* **Dataset**
════════════════════
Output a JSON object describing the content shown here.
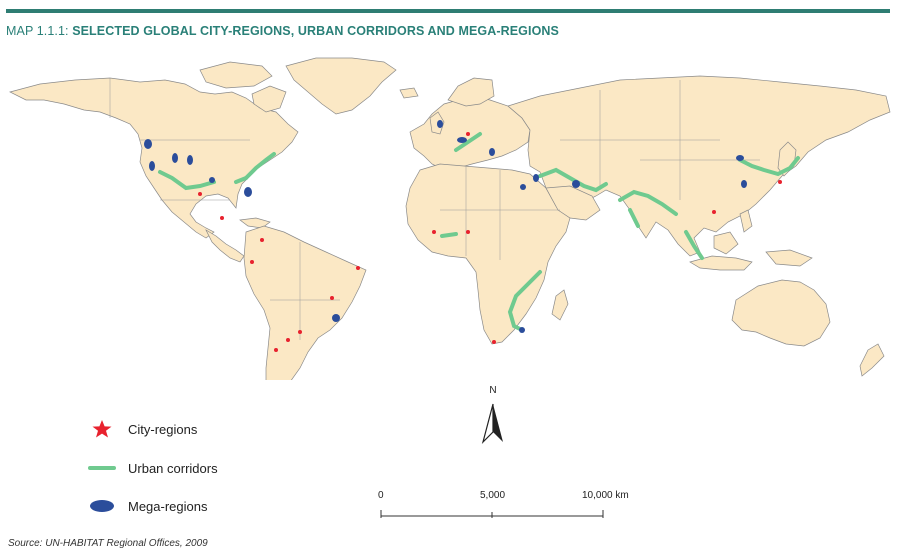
{
  "map": {
    "title_prefix": "MAP 1.1.1:",
    "title": "SELECTED GLOBAL CITY-REGIONS, URBAN CORRIDORS AND MEGA-REGIONS",
    "colors": {
      "land": "#fbe8c5",
      "border": "#8a8a8a",
      "ocean": "#ffffff",
      "city_region": "#e8222e",
      "urban_corridor": "#6fca8f",
      "mega_region": "#2b4d9b",
      "accent": "#2e7d73"
    },
    "north_label": "N",
    "legend": [
      {
        "label": "City-regions",
        "icon": "red-star-icon"
      },
      {
        "label": "Urban corridors",
        "icon": "green-line-icon"
      },
      {
        "label": "Mega-regions",
        "icon": "blue-ellipse-icon"
      }
    ],
    "scale": {
      "labels": [
        "0",
        "5,000",
        "10,000 km"
      ]
    },
    "source": "Source: UN-HABITAT Regional Offices, 2009"
  }
}
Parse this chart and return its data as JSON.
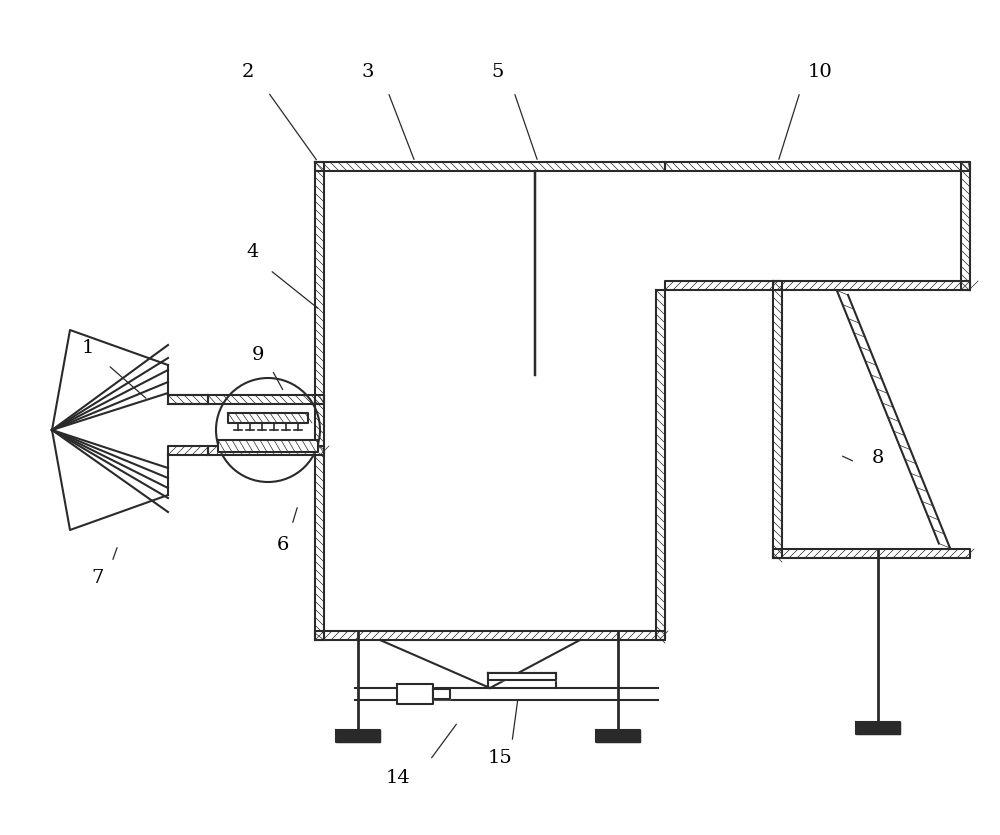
{
  "bg_color": "#ffffff",
  "line_color": "#2a2a2a",
  "lw": 1.5,
  "wt": 9,
  "annotations": [
    [
      "1",
      88,
      348,
      108,
      365,
      148,
      400
    ],
    [
      "2",
      248,
      72,
      268,
      92,
      318,
      162
    ],
    [
      "3",
      368,
      72,
      388,
      92,
      415,
      162
    ],
    [
      "4",
      253,
      252,
      270,
      270,
      320,
      310
    ],
    [
      "5",
      498,
      72,
      514,
      92,
      538,
      162
    ],
    [
      "6",
      283,
      545,
      292,
      525,
      298,
      505
    ],
    [
      "7",
      98,
      578,
      112,
      562,
      118,
      545
    ],
    [
      "8",
      878,
      458,
      855,
      462,
      840,
      455
    ],
    [
      "9",
      258,
      355,
      272,
      370,
      284,
      392
    ],
    [
      "10",
      820,
      72,
      800,
      92,
      778,
      162
    ],
    [
      "14",
      398,
      778,
      430,
      760,
      458,
      722
    ],
    [
      "15",
      500,
      758,
      512,
      742,
      518,
      698
    ]
  ]
}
════════════════════
* **Work to do**
The pictures stay out; repeat exactly the lines from the one with "Parse this chart and return its data as JSON." to the end of the entries above, and nothing else.

* **Output for this task**
Parse this chart and return its data as JSON.
{
  "bg_color": "#ffffff",
  "line_color": "#2a2a2a",
  "lw": 1.5,
  "wt": 9,
  "annotations": [
    [
      "1",
      88,
      348,
      108,
      365,
      148,
      400
    ],
    [
      "2",
      248,
      72,
      268,
      92,
      318,
      162
    ],
    [
      "3",
      368,
      72,
      388,
      92,
      415,
      162
    ],
    [
      "4",
      253,
      252,
      270,
      270,
      320,
      310
    ],
    [
      "5",
      498,
      72,
      514,
      92,
      538,
      162
    ],
    [
      "6",
      283,
      545,
      292,
      525,
      298,
      505
    ],
    [
      "7",
      98,
      578,
      112,
      562,
      118,
      545
    ],
    [
      "8",
      878,
      458,
      855,
      462,
      840,
      455
    ],
    [
      "9",
      258,
      355,
      272,
      370,
      284,
      392
    ],
    [
      "10",
      820,
      72,
      800,
      92,
      778,
      162
    ],
    [
      "14",
      398,
      778,
      430,
      760,
      458,
      722
    ],
    [
      "15",
      500,
      758,
      512,
      742,
      518,
      698
    ]
  ]
}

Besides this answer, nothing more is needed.